* **Aim of the exercise**
Word for word, transcribe the lines below and drop the pictures.

* **Stored data**
----------------

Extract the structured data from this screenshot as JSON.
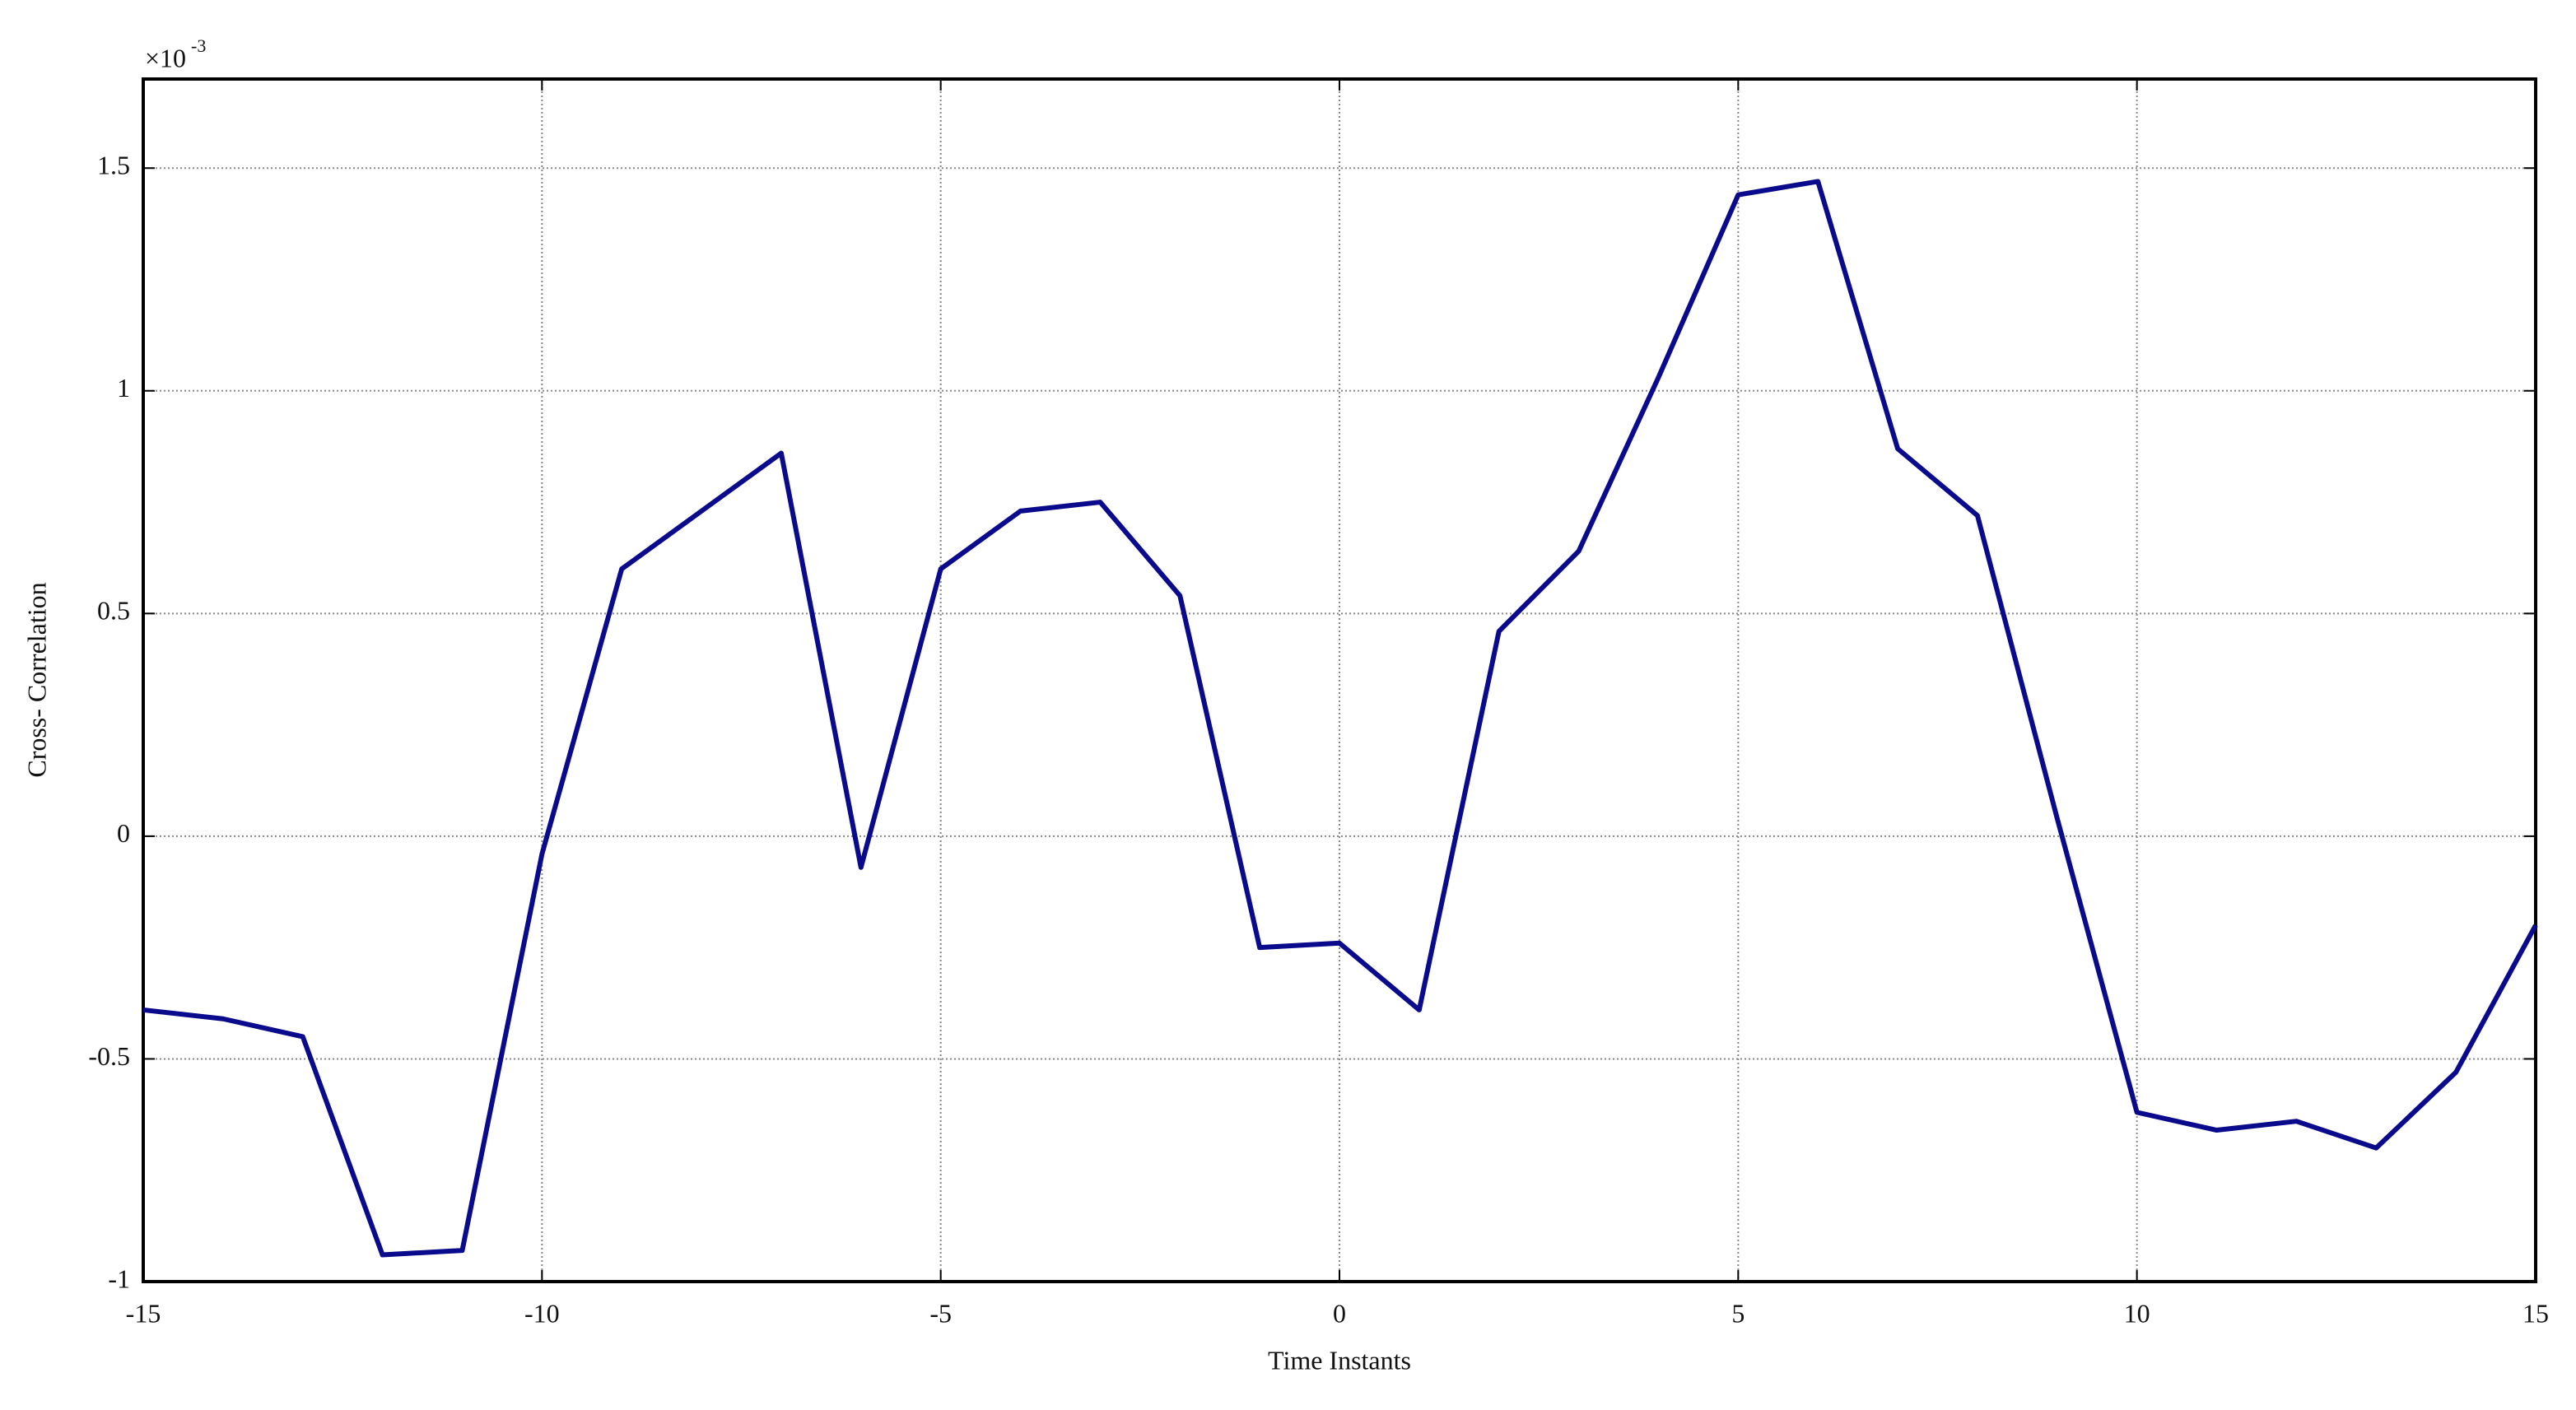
{
  "chart_data": {
    "type": "line",
    "x_label": "Time Instants",
    "y_label": "Cross- Correlation",
    "y_multiplier": {
      "base": "×10",
      "exponent": "-3"
    },
    "x": [
      -15,
      -14,
      -13,
      -12,
      -11,
      -10,
      -9,
      -8,
      -7,
      -6,
      -5,
      -4,
      -3,
      -2,
      -1,
      0,
      1,
      2,
      3,
      4,
      5,
      6,
      7,
      8,
      9,
      10,
      11,
      12,
      13,
      14,
      15
    ],
    "series": [
      {
        "color": "#0a0a8c",
        "values": [
          -0.39,
          -0.41,
          -0.45,
          -0.94,
          -0.93,
          -0.04,
          0.6,
          0.73,
          0.86,
          -0.07,
          0.6,
          0.73,
          0.75,
          0.54,
          -0.25,
          -0.24,
          -0.39,
          0.46,
          0.64,
          1.03,
          1.44,
          1.47,
          0.87,
          0.72,
          0.04,
          -0.62,
          -0.66,
          -0.64,
          -0.7,
          -0.53,
          -0.2
        ]
      }
    ],
    "xlim": [
      -15,
      15
    ],
    "ylim": [
      -1,
      1.7
    ],
    "xticks": [
      -15,
      -10,
      -5,
      0,
      5,
      10,
      15
    ],
    "yticks": [
      -1,
      -0.5,
      0,
      0.5,
      1,
      1.5
    ],
    "grid": true
  }
}
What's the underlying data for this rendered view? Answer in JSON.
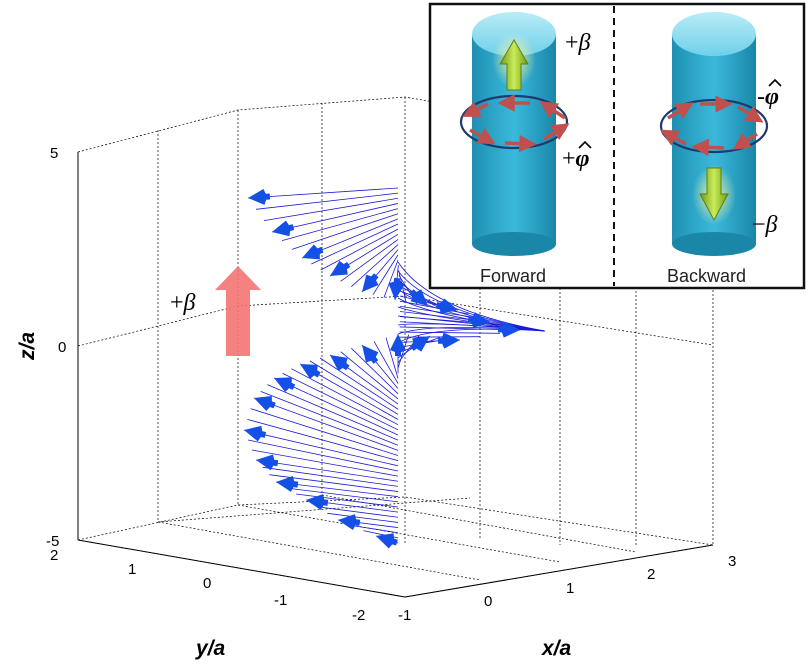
{
  "axes": {
    "z_label": "z/a",
    "y_label": "y/a",
    "x_label": "x/a",
    "z_ticks": [
      "5",
      "0",
      "-5"
    ],
    "y_ticks": [
      "2",
      "1",
      "0",
      "-1",
      "-2"
    ],
    "x_ticks": [
      "-1",
      "0",
      "1",
      "2",
      "3"
    ],
    "grid": true
  },
  "main_annotation": {
    "plus": "+",
    "symbol": "β"
  },
  "inset": {
    "left_caption": "Forward",
    "right_caption": "Backward",
    "labels": {
      "fwd_beta_sign": "+",
      "fwd_beta_sym": "β",
      "fwd_phi_sign": "+",
      "fwd_phi_sym": "φ",
      "bwd_phi_sign": "-",
      "bwd_phi_sym": "φ",
      "bwd_beta_sign": "−",
      "bwd_beta_sym": "β"
    }
  },
  "colors": {
    "field_line": "#1a1ad8",
    "field_arrow": "#1550e6",
    "beta_arrow": "#f47373",
    "cylinder": "#2aa6c9",
    "ring": "#1f3a6e",
    "ring_arrow": "#c0504d",
    "green_arrow": "#9ccc30"
  }
}
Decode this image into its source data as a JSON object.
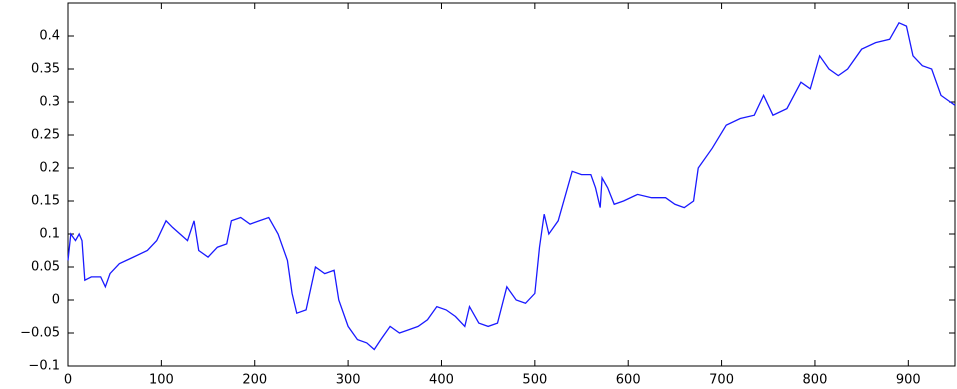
{
  "chart_data": {
    "type": "line",
    "color": "#1a1aff",
    "x": [
      0,
      3,
      8,
      12,
      15,
      18,
      25,
      35,
      40,
      45,
      55,
      70,
      85,
      95,
      105,
      112,
      120,
      128,
      135,
      140,
      150,
      160,
      170,
      175,
      185,
      195,
      205,
      215,
      225,
      235,
      240,
      245,
      255,
      265,
      275,
      285,
      290,
      300,
      310,
      320,
      328,
      335,
      345,
      355,
      365,
      375,
      385,
      395,
      405,
      415,
      425,
      430,
      440,
      450,
      460,
      470,
      480,
      490,
      500,
      505,
      510,
      515,
      525,
      535,
      540,
      550,
      560,
      565,
      570,
      572,
      578,
      585,
      595,
      610,
      625,
      640,
      650,
      660,
      670,
      675,
      690,
      705,
      720,
      735,
      745,
      755,
      770,
      785,
      795,
      805,
      815,
      825,
      835,
      850,
      865,
      880,
      890,
      898,
      905,
      915,
      925,
      935,
      945,
      950
    ],
    "values": [
      0.06,
      0.1,
      0.09,
      0.1,
      0.09,
      0.03,
      0.035,
      0.035,
      0.02,
      0.04,
      0.055,
      0.065,
      0.075,
      0.09,
      0.12,
      0.11,
      0.1,
      0.09,
      0.12,
      0.075,
      0.065,
      0.08,
      0.085,
      0.12,
      0.125,
      0.115,
      0.12,
      0.125,
      0.1,
      0.06,
      0.01,
      -0.02,
      -0.015,
      0.05,
      0.04,
      0.045,
      0.0,
      -0.04,
      -0.06,
      -0.065,
      -0.075,
      -0.06,
      -0.04,
      -0.05,
      -0.045,
      -0.04,
      -0.03,
      -0.01,
      -0.015,
      -0.025,
      -0.04,
      -0.01,
      -0.035,
      -0.04,
      -0.035,
      0.02,
      0.0,
      -0.005,
      0.01,
      0.08,
      0.13,
      0.1,
      0.12,
      0.17,
      0.195,
      0.19,
      0.19,
      0.17,
      0.14,
      0.185,
      0.17,
      0.145,
      0.15,
      0.16,
      0.155,
      0.155,
      0.145,
      0.14,
      0.15,
      0.2,
      0.23,
      0.265,
      0.275,
      0.28,
      0.31,
      0.28,
      0.29,
      0.33,
      0.32,
      0.37,
      0.35,
      0.34,
      0.35,
      0.38,
      0.39,
      0.395,
      0.42,
      0.415,
      0.37,
      0.355,
      0.35,
      0.31,
      0.3,
      0.295
    ],
    "xlim": [
      0,
      950
    ],
    "ylim": [
      -0.1,
      0.45
    ],
    "xticks": [
      0,
      100,
      200,
      300,
      400,
      500,
      600,
      700,
      800,
      900
    ],
    "yticks": [
      {
        "value": -0.1,
        "label": "−0.1"
      },
      {
        "value": -0.05,
        "label": "−0.05"
      },
      0,
      0.05,
      0.1,
      0.15,
      0.2,
      0.25,
      0.3,
      0.35,
      0.4
    ]
  }
}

----------------

* **Result of this task**
Extract the structured data from this screenshot as JSON.
{
  "chart_data": {
    "type": "line",
    "x_label": "Time Instants",
    "y_label": "Cross- Correlation",
    "y_multiplier": {
      "base": "×10",
      "exponent": "-3"
    },
    "x": [
      -15,
      -14,
      -13,
      -12,
      -11,
      -10,
      -9,
      -8,
      -7,
      -6,
      -5,
      -4,
      -3,
      -2,
      -1,
      0,
      1,
      2,
      3,
      4,
      5,
      6,
      7,
      8,
      9,
      10,
      11,
      12,
      13,
      14,
      15
    ],
    "series": [
      {
        "color": "#0a0a8c",
        "values": [
          -0.39,
          -0.41,
          -0.45,
          -0.94,
          -0.93,
          -0.04,
          0.6,
          0.73,
          0.86,
          -0.07,
          0.6,
          0.73,
          0.75,
          0.54,
          -0.25,
          -0.24,
          -0.39,
          0.46,
          0.64,
          1.03,
          1.44,
          1.47,
          0.87,
          0.72,
          0.04,
          -0.62,
          -0.66,
          -0.64,
          -0.7,
          -0.53,
          -0.2
        ]
      }
    ],
    "xlim": [
      -15,
      15
    ],
    "ylim": [
      -1,
      1.7
    ],
    "xticks": [
      -15,
      -10,
      -5,
      0,
      5,
      10,
      15
    ],
    "yticks": [
      -1,
      -0.5,
      0,
      0.5,
      1,
      1.5
    ],
    "grid": true
  }
}
What's the underlying data for this rendered view? Answer in JSON.
{
  "axes": {
    "z_label": "z/a",
    "y_label": "y/a",
    "x_label": "x/a",
    "z_ticks": [
      "5",
      "0",
      "-5"
    ],
    "y_ticks": [
      "2",
      "1",
      "0",
      "-1",
      "-2"
    ],
    "x_ticks": [
      "-1",
      "0",
      "1",
      "2",
      "3"
    ],
    "grid": true
  },
  "main_annotation": {
    "plus": "+",
    "symbol": "β"
  },
  "inset": {
    "left_caption": "Forward",
    "right_caption": "Backward",
    "labels": {
      "fwd_beta_sign": "+",
      "fwd_beta_sym": "β",
      "fwd_phi_sign": "+",
      "fwd_phi_sym": "φ",
      "bwd_phi_sign": "-",
      "bwd_phi_sym": "φ",
      "bwd_beta_sign": "−",
      "bwd_beta_sym": "β"
    }
  },
  "colors": {
    "field_line": "#1a1ad8",
    "field_arrow": "#1550e6",
    "beta_arrow": "#f47373",
    "cylinder": "#2aa6c9",
    "ring": "#1f3a6e",
    "ring_arrow": "#c0504d",
    "green_arrow": "#9ccc30"
  }
}
Decode this image into its source data as a JSON object.
{
  "chart_data": {
    "type": "line",
    "color": "#1a1aff",
    "x": [
      0,
      3,
      8,
      12,
      15,
      18,
      25,
      35,
      40,
      45,
      55,
      70,
      85,
      95,
      105,
      112,
      120,
      128,
      135,
      140,
      150,
      160,
      170,
      175,
      185,
      195,
      205,
      215,
      225,
      235,
      240,
      245,
      255,
      265,
      275,
      285,
      290,
      300,
      310,
      320,
      328,
      335,
      345,
      355,
      365,
      375,
      385,
      395,
      405,
      415,
      425,
      430,
      440,
      450,
      460,
      470,
      480,
      490,
      500,
      505,
      510,
      515,
      525,
      535,
      540,
      550,
      560,
      565,
      570,
      572,
      578,
      585,
      595,
      610,
      625,
      640,
      650,
      660,
      670,
      675,
      690,
      705,
      720,
      735,
      745,
      755,
      770,
      785,
      795,
      805,
      815,
      825,
      835,
      850,
      865,
      880,
      890,
      898,
      905,
      915,
      925,
      935,
      945,
      950
    ],
    "values": [
      0.06,
      0.1,
      0.09,
      0.1,
      0.09,
      0.03,
      0.035,
      0.035,
      0.02,
      0.04,
      0.055,
      0.065,
      0.075,
      0.09,
      0.12,
      0.11,
      0.1,
      0.09,
      0.12,
      0.075,
      0.065,
      0.08,
      0.085,
      0.12,
      0.125,
      0.115,
      0.12,
      0.125,
      0.1,
      0.06,
      0.01,
      -0.02,
      -0.015,
      0.05,
      0.04,
      0.045,
      0.0,
      -0.04,
      -0.06,
      -0.065,
      -0.075,
      -0.06,
      -0.04,
      -0.05,
      -0.045,
      -0.04,
      -0.03,
      -0.01,
      -0.015,
      -0.025,
      -0.04,
      -0.01,
      -0.035,
      -0.04,
      -0.035,
      0.02,
      0.0,
      -0.005,
      0.01,
      0.08,
      0.13,
      0.1,
      0.12,
      0.17,
      0.195,
      0.19,
      0.19,
      0.17,
      0.14,
      0.185,
      0.17,
      0.145,
      0.15,
      0.16,
      0.155,
      0.155,
      0.145,
      0.14,
      0.15,
      0.2,
      0.23,
      0.265,
      0.275,
      0.28,
      0.31,
      0.28,
      0.29,
      0.33,
      0.32,
      0.37,
      0.35,
      0.34,
      0.35,
      0.38,
      0.39,
      0.395,
      0.42,
      0.415,
      0.37,
      0.355,
      0.35,
      0.31,
      0.3,
      0.295
    ],
    "xlim": [
      0,
      950
    ],
    "ylim": [
      -0.1,
      0.45
    ],
    "xticks": [
      0,
      100,
      200,
      300,
      400,
      500,
      600,
      700,
      800,
      900
    ],
    "yticks": [
      {
        "value": -0.1,
        "label": "−0.1"
      },
      {
        "value": -0.05,
        "label": "−0.05"
      },
      0,
      0.05,
      0.1,
      0.15,
      0.2,
      0.25,
      0.3,
      0.35,
      0.4
    ]
  }
}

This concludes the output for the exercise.